• **Written problem**: For the data below, work out how many lines contain the word "velocity" and supply only that number.

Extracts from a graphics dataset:
- - -
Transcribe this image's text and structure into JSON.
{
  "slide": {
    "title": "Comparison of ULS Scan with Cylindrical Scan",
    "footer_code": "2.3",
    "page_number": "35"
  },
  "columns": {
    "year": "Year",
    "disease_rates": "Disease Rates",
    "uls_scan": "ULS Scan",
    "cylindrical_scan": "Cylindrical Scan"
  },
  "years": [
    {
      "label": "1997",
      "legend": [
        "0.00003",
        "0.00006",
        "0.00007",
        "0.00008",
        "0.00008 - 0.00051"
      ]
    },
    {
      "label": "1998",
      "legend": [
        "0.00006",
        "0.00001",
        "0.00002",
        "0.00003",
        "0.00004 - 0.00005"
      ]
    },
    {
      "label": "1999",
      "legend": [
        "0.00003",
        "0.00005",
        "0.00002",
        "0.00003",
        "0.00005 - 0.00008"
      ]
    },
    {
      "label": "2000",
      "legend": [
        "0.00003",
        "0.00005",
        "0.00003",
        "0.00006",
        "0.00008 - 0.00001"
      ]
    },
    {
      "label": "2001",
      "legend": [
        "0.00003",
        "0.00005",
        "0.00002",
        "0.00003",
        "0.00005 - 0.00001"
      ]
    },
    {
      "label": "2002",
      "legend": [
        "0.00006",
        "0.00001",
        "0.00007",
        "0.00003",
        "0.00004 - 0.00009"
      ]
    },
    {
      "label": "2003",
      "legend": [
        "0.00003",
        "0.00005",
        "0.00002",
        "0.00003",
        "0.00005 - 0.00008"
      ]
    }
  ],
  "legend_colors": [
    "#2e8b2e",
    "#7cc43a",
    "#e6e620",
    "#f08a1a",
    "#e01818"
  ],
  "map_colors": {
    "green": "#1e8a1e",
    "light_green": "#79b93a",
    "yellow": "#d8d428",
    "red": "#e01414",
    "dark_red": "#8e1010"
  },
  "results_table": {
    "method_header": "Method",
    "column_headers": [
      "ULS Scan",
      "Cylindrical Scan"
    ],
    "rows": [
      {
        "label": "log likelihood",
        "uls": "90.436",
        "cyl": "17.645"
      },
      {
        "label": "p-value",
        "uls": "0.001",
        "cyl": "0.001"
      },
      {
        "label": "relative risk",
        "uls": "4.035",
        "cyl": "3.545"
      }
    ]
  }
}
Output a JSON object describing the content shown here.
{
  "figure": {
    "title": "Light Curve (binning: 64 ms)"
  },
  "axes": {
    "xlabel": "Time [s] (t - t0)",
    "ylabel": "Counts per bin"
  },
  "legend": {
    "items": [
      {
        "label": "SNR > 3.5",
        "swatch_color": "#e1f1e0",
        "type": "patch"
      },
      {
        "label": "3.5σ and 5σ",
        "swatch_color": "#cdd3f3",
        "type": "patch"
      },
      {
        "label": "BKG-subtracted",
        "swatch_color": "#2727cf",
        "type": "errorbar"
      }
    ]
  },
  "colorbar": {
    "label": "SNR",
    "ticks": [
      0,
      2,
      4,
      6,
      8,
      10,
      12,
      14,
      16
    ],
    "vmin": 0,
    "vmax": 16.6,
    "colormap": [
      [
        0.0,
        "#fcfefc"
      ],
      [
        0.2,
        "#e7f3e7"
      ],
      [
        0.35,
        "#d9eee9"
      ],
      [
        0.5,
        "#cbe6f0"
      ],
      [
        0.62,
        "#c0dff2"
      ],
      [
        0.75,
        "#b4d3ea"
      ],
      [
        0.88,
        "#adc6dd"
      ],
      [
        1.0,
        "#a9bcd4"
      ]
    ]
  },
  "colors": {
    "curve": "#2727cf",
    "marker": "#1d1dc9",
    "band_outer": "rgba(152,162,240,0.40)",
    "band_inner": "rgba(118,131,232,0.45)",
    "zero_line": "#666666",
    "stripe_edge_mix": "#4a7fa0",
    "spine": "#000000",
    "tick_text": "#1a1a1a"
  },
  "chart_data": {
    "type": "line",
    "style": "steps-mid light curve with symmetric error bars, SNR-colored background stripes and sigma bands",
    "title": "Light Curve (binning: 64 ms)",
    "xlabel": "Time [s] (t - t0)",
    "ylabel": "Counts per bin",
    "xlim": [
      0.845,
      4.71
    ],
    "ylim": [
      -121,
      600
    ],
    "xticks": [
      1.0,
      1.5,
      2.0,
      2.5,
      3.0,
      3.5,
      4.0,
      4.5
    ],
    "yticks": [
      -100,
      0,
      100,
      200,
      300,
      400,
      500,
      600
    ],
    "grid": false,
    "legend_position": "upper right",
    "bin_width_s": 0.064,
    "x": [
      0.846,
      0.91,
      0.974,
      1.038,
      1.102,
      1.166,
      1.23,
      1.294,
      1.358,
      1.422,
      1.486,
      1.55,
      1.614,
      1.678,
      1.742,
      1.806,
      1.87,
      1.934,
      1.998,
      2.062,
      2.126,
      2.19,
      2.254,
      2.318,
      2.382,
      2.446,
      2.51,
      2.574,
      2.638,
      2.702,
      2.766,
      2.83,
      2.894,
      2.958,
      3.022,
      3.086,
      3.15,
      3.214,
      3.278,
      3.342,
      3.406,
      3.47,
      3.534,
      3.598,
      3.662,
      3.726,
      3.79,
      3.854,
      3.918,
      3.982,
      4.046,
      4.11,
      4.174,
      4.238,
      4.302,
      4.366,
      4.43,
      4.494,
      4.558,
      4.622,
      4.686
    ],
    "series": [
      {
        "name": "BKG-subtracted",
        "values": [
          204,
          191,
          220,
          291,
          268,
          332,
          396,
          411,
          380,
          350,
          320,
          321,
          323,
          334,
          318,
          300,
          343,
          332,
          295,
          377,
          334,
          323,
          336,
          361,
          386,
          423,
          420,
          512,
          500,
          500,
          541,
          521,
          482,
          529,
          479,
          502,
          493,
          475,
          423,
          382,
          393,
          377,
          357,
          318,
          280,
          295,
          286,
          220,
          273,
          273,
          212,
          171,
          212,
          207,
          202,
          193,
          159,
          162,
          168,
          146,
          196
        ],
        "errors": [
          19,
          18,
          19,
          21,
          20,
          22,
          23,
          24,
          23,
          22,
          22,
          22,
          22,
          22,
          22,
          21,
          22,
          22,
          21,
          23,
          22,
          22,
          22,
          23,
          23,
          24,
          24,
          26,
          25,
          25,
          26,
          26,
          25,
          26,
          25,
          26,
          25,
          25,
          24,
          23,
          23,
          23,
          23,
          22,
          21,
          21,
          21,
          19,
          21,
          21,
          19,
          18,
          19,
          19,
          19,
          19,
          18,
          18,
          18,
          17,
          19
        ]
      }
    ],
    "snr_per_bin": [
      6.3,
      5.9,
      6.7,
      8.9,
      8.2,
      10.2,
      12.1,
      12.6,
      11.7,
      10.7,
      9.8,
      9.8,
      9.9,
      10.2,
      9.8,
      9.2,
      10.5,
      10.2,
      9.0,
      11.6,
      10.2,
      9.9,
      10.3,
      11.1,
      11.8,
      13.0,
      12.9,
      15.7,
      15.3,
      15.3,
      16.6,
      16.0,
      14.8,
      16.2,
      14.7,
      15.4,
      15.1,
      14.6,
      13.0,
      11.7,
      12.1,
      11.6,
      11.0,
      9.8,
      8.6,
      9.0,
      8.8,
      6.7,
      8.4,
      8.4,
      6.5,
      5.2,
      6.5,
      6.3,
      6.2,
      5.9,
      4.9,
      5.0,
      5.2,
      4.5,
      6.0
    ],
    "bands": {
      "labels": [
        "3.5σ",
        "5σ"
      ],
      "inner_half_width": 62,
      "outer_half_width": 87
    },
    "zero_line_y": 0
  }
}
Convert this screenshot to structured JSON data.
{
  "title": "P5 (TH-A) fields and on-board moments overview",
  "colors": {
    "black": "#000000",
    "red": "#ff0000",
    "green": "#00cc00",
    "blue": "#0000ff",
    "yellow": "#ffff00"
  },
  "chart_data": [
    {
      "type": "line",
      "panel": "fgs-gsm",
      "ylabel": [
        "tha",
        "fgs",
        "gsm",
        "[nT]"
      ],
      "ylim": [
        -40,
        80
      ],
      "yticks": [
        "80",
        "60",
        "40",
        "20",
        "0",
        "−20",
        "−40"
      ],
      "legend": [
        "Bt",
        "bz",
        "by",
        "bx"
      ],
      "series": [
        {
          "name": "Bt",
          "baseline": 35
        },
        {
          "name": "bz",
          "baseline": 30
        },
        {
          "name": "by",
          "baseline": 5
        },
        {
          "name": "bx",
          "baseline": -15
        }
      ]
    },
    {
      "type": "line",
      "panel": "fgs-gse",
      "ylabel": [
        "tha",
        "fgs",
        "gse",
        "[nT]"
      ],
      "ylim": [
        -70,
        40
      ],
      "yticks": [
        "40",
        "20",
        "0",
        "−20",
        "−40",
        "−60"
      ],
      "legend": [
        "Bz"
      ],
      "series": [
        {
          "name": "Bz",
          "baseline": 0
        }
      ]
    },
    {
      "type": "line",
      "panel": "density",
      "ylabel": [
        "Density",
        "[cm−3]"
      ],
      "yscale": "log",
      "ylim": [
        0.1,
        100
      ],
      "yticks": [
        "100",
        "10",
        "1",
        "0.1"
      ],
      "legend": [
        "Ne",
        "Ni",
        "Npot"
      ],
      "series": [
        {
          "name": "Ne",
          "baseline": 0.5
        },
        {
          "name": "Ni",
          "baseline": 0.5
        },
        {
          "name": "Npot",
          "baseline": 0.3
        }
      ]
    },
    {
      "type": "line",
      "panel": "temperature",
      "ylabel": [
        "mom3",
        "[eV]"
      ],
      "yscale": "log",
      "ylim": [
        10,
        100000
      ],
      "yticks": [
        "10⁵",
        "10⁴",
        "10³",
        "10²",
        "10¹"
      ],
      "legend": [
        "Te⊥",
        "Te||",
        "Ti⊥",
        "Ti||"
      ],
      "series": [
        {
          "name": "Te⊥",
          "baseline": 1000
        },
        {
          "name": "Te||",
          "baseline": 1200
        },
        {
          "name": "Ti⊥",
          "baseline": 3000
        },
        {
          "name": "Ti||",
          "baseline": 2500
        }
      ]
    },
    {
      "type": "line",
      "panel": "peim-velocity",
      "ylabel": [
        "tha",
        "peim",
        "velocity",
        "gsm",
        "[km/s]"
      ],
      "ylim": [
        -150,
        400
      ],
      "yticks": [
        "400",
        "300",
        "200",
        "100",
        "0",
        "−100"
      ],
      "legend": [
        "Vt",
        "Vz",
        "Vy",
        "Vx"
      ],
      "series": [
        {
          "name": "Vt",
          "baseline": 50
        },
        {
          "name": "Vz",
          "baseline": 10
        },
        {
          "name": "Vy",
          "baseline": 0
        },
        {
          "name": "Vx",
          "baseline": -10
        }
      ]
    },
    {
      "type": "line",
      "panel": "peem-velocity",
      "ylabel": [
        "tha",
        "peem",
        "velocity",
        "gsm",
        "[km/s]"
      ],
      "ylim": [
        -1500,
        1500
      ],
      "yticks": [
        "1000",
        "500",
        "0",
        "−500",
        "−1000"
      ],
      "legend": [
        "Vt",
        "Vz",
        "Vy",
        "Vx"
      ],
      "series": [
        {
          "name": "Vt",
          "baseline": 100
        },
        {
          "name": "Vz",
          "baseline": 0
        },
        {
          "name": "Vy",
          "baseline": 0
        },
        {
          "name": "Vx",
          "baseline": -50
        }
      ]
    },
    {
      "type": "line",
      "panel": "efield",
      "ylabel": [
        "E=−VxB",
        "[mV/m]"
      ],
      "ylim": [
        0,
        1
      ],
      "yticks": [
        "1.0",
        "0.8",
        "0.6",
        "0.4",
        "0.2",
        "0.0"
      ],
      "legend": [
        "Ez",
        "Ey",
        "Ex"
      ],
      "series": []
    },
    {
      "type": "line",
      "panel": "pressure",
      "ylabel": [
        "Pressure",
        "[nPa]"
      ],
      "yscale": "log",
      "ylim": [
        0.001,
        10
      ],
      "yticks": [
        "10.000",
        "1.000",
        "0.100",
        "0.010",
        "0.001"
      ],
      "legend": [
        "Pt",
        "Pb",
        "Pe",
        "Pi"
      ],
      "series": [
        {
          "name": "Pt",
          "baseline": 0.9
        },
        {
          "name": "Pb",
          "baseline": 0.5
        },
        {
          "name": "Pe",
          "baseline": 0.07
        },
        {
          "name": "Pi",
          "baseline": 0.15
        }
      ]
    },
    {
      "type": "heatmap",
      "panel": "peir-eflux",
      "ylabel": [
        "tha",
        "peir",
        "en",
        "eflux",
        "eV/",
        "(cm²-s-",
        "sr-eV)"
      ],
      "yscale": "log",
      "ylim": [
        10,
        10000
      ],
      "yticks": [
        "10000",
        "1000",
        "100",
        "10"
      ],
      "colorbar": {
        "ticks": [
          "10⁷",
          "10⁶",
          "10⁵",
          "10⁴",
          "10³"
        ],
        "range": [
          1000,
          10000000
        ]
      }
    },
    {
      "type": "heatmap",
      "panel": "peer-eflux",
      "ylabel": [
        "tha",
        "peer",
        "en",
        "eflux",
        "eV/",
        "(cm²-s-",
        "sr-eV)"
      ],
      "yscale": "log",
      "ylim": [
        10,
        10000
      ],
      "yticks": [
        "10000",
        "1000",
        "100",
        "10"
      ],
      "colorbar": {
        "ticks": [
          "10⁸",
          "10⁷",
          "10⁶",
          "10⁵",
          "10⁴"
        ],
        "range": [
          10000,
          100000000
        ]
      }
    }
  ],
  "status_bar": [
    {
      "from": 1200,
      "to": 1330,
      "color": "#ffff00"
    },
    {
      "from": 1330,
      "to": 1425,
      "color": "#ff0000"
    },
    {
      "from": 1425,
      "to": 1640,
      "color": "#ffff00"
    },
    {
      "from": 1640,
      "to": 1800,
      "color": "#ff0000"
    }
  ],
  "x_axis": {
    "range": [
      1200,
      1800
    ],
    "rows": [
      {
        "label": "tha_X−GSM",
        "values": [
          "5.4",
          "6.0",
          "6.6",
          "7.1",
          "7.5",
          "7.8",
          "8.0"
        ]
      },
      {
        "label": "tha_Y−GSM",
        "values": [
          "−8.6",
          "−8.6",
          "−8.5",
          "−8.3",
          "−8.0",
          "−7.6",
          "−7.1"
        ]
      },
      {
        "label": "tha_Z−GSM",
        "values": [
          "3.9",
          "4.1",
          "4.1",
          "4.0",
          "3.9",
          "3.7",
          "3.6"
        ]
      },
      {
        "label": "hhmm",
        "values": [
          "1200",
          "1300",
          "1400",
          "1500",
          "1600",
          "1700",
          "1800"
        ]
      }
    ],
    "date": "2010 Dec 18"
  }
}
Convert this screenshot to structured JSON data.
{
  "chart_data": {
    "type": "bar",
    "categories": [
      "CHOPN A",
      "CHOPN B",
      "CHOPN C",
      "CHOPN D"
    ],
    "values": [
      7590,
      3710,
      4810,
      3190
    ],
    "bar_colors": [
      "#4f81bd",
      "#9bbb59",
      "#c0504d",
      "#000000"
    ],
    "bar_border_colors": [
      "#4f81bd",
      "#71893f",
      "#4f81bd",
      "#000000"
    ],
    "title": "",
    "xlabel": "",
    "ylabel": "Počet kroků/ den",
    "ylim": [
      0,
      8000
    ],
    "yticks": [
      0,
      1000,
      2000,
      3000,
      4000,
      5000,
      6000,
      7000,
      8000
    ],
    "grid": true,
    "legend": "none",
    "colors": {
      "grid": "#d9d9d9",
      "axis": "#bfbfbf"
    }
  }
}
- - -
• **Answer to the problem**: 4